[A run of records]
★ ★ ★ ★ ★

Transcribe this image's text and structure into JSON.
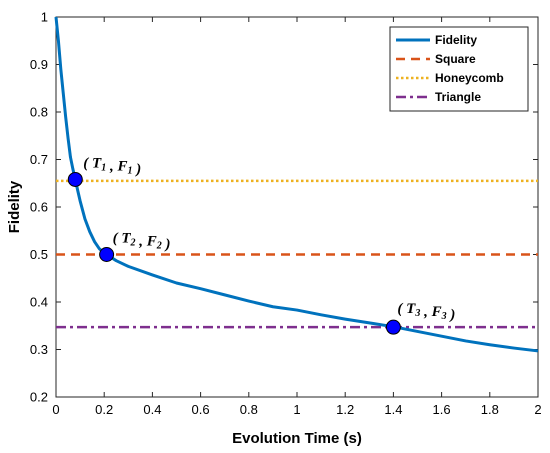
{
  "chart_data": {
    "type": "line",
    "xlabel": "Evolution Time (s)",
    "ylabel": "Fidelity",
    "xlim": [
      0,
      2
    ],
    "ylim": [
      0.2,
      1
    ],
    "xticks": [
      "0",
      "0.2",
      "0.4",
      "0.6",
      "0.8",
      "1",
      "1.2",
      "1.4",
      "1.6",
      "1.8",
      "2"
    ],
    "yticks": [
      "0.2",
      "0.3",
      "0.4",
      "0.5",
      "0.6",
      "0.7",
      "0.8",
      "0.9",
      "1"
    ],
    "grid": false,
    "legend_position": "top-right",
    "series": [
      {
        "name": "Fidelity",
        "style": "solid",
        "color": "#0072BD",
        "x": [
          0,
          0.01,
          0.02,
          0.03,
          0.04,
          0.05,
          0.06,
          0.07,
          0.08,
          0.09,
          0.1,
          0.12,
          0.14,
          0.16,
          0.18,
          0.21,
          0.25,
          0.3,
          0.4,
          0.5,
          0.6,
          0.7,
          0.8,
          0.9,
          1.0,
          1.1,
          1.2,
          1.3,
          1.4,
          1.5,
          1.6,
          1.7,
          1.8,
          1.9,
          2.0
        ],
        "y": [
          1.0,
          0.95,
          0.89,
          0.84,
          0.79,
          0.745,
          0.705,
          0.68,
          0.658,
          0.635,
          0.613,
          0.575,
          0.548,
          0.527,
          0.512,
          0.5,
          0.487,
          0.475,
          0.457,
          0.44,
          0.428,
          0.415,
          0.402,
          0.39,
          0.383,
          0.373,
          0.364,
          0.356,
          0.348,
          0.338,
          0.328,
          0.318,
          0.31,
          0.303,
          0.297
        ]
      },
      {
        "name": "Square",
        "style": "dashed",
        "color": "#D95319",
        "y": 0.5
      },
      {
        "name": "Honeycomb",
        "style": "dotted",
        "color": "#EDB120",
        "y": 0.655
      },
      {
        "name": "Triangle",
        "style": "dashdot",
        "color": "#7E2F8E",
        "y": 0.347
      }
    ],
    "points": [
      {
        "t": "T",
        "t_sub": "1",
        "f": "F",
        "f_sub": "1",
        "x": 0.08,
        "y": 0.658
      },
      {
        "t": "T",
        "t_sub": "2",
        "f": "F",
        "f_sub": "2",
        "x": 0.21,
        "y": 0.5
      },
      {
        "t": "T",
        "t_sub": "3",
        "f": "F",
        "f_sub": "3",
        "x": 1.4,
        "y": 0.347
      }
    ],
    "marker_color": "#0000FF"
  }
}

★ ★ ★ ★ ★

Retype each entry precisely. Skip images entirely.

Transcribe this image's text and structure into JSON.
{
  "chart_data": {
    "type": "line",
    "xlabel": "Evolution Time (s)",
    "ylabel": "Fidelity",
    "xlim": [
      0,
      2
    ],
    "ylim": [
      0.2,
      1
    ],
    "xticks": [
      "0",
      "0.2",
      "0.4",
      "0.6",
      "0.8",
      "1",
      "1.2",
      "1.4",
      "1.6",
      "1.8",
      "2"
    ],
    "yticks": [
      "0.2",
      "0.3",
      "0.4",
      "0.5",
      "0.6",
      "0.7",
      "0.8",
      "0.9",
      "1"
    ],
    "grid": false,
    "legend_position": "top-right",
    "series": [
      {
        "name": "Fidelity",
        "style": "solid",
        "color": "#0072BD",
        "x": [
          0,
          0.01,
          0.02,
          0.03,
          0.04,
          0.05,
          0.06,
          0.07,
          0.08,
          0.09,
          0.1,
          0.12,
          0.14,
          0.16,
          0.18,
          0.21,
          0.25,
          0.3,
          0.4,
          0.5,
          0.6,
          0.7,
          0.8,
          0.9,
          1.0,
          1.1,
          1.2,
          1.3,
          1.4,
          1.5,
          1.6,
          1.7,
          1.8,
          1.9,
          2.0
        ],
        "y": [
          1.0,
          0.95,
          0.89,
          0.84,
          0.79,
          0.745,
          0.705,
          0.68,
          0.658,
          0.635,
          0.613,
          0.575,
          0.548,
          0.527,
          0.512,
          0.5,
          0.487,
          0.475,
          0.457,
          0.44,
          0.428,
          0.415,
          0.402,
          0.39,
          0.383,
          0.373,
          0.364,
          0.356,
          0.348,
          0.338,
          0.328,
          0.318,
          0.31,
          0.303,
          0.297
        ]
      },
      {
        "name": "Square",
        "style": "dashed",
        "color": "#D95319",
        "y": 0.5
      },
      {
        "name": "Honeycomb",
        "style": "dotted",
        "color": "#EDB120",
        "y": 0.655
      },
      {
        "name": "Triangle",
        "style": "dashdot",
        "color": "#7E2F8E",
        "y": 0.347
      }
    ],
    "points": [
      {
        "t": "T",
        "t_sub": "1",
        "f": "F",
        "f_sub": "1",
        "x": 0.08,
        "y": 0.658
      },
      {
        "t": "T",
        "t_sub": "2",
        "f": "F",
        "f_sub": "2",
        "x": 0.21,
        "y": 0.5
      },
      {
        "t": "T",
        "t_sub": "3",
        "f": "F",
        "f_sub": "3",
        "x": 1.4,
        "y": 0.347
      }
    ],
    "marker_color": "#0000FF"
  }
}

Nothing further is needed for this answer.